• [Source document]

'''

How Twitter Made LinkedIn the Place for Industry Links - The UpStream

How Twitter Made LinkedIn the Place for Industry Links

posted Saturday Sep 15, 2012 by Scott Ertz

How Twitter Made LinkedIn the Place for Industry Links

You may have noticed that over the past few months that the number of #hashtags on the LinkedIn news feed has gone down markedly. This is because Twitter has, like many times in the past, revoked LinkedIn's ability to read users' Twitter posts and repost to LinkedIn. Because of this, more people are sharing directly to LinkedIn instead of letting their tweets get reposted. As always, they said they want to "provide the core Twitter user experience through a consistent set of products and tools." What that means is we don't want to help a competitor.

What Twitter did not realize was that the end result would be a lower usage of Twitter to share news, and a higher direct usage of LinkedIn. Now, while this sounds bad in sheer numbers, which it is, that is the the part that hurts Twitter. The loss of a large volume of tweets would not be unwelcome, either by Twitter or users, but only if those tweets are about your breakfast or where in your house you are. Unfortunately for Twitter, those are not the ones disappearing.

'''

• [Raw data]
'''

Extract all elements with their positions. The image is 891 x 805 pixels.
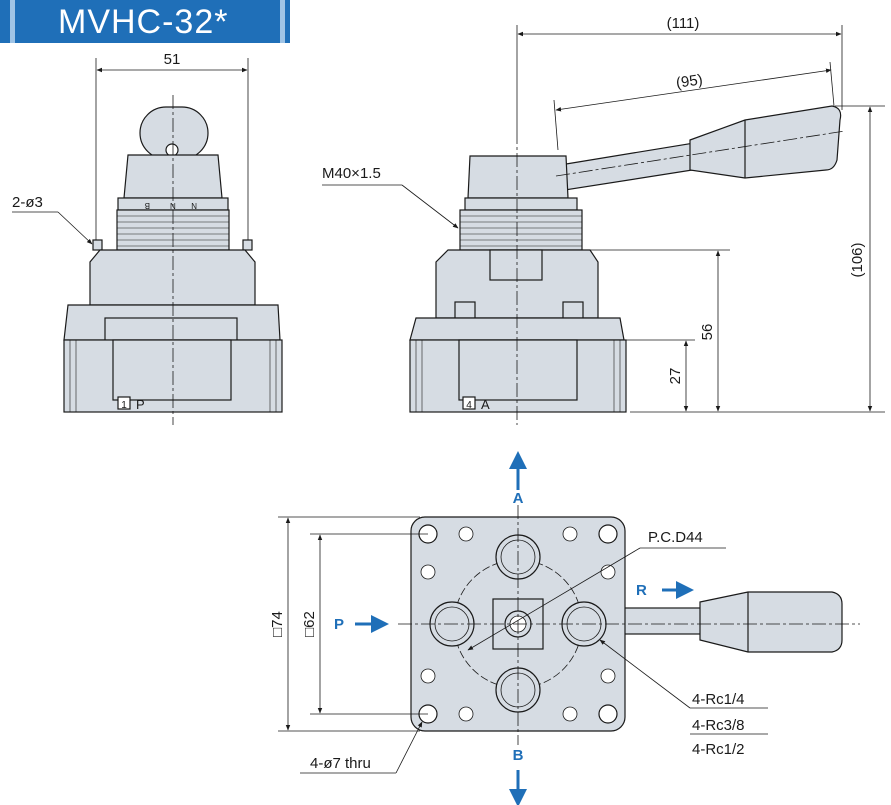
dim-square-62: □62 <box>301 611 318 637</box>
dim-port-size-3: 4-Rc1/2 <box>692 741 745 758</box>
side-dims <box>322 25 885 413</box>
dim-106: (106) <box>849 242 866 277</box>
port-label-p: P <box>334 616 344 633</box>
flow-arrows <box>355 451 694 805</box>
front-dims <box>12 58 249 245</box>
side-knob-cap <box>467 155 569 199</box>
dim-port-size-2: 4-Rc3/8 <box>692 717 745 734</box>
dim-port-size-1: 4-Rc1/4 <box>692 691 745 708</box>
side-port-number-box <box>462 396 476 410</box>
side-window <box>489 249 543 281</box>
front-view <box>63 95 283 425</box>
mount-hole-br <box>598 704 618 724</box>
top-dims <box>278 516 768 774</box>
upper-body <box>89 249 256 306</box>
top-view <box>398 505 860 745</box>
pin-right <box>242 239 253 251</box>
front-port-label: P <box>136 397 145 412</box>
side-ring <box>464 197 578 211</box>
port-label-b: B <box>513 747 524 764</box>
port-label-r: R <box>636 582 647 599</box>
lever-axis <box>555 130 846 177</box>
knob-mark-n2: N <box>191 201 197 210</box>
dim-pcd: P.C.D44 <box>648 529 703 546</box>
banner-stripe <box>280 0 285 43</box>
banner-stripe <box>10 0 15 43</box>
dim-27: 27 <box>667 368 684 385</box>
model-title: MVHC-32* <box>58 3 229 41</box>
dim-thread: M40×1.5 <box>322 165 381 182</box>
dim-square-74: □74 <box>269 611 286 637</box>
front-port-number: 1 <box>121 400 127 411</box>
side-boss-left <box>454 301 476 319</box>
side-boss-right <box>562 301 584 319</box>
lever-grip <box>689 105 842 179</box>
dim-111: (111) <box>667 15 700 32</box>
dim-56: 56 <box>699 324 716 341</box>
knob-mark-n: N <box>170 202 176 211</box>
dim-mount-holes: 4-ø7 thru <box>310 755 371 772</box>
knob-mark-b: B <box>145 201 150 210</box>
title-banner: MVHC-32* <box>0 0 290 43</box>
port-number-box <box>117 396 131 410</box>
top-lever-grip <box>699 591 843 653</box>
collar-slot <box>104 317 238 341</box>
side-port-number: 4 <box>466 400 472 411</box>
roller-hub <box>165 143 179 157</box>
side-port-face <box>458 339 578 401</box>
pin-left <box>92 239 103 251</box>
mount-hole-tr <box>598 524 618 544</box>
side-thread <box>459 209 583 251</box>
side-port-label: A <box>481 397 490 412</box>
side-view <box>409 105 846 425</box>
knob-marks: B N N <box>145 201 197 211</box>
lever-arm <box>559 141 706 191</box>
port-label-a: A <box>513 490 524 507</box>
dim-95: (95) <box>675 71 704 92</box>
dim-hole-label: 2-ø3 <box>12 194 43 211</box>
top-lever-arm <box>623 607 705 635</box>
port-face <box>112 339 232 401</box>
dim-width: 51 <box>164 51 181 68</box>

'''

• [Directives]
1. From the article on Twitter and LinkedIn, list every name of a company, website or person it mentions, each only once.
2. Translate this sentence from the article on Twitter and LinkedIn into Spanish: "Because of this, more people are sharing directly to LinkedIn instead of letting their tweets get reposted."

• [Task solutions]
1. Twitter, LinkedIn, The UpStream, Scott Ertz

2. Por este motivo, más personas comparten directamente en LinkedIn en lugar de dejar que sus tuits se vuelvan a publicar.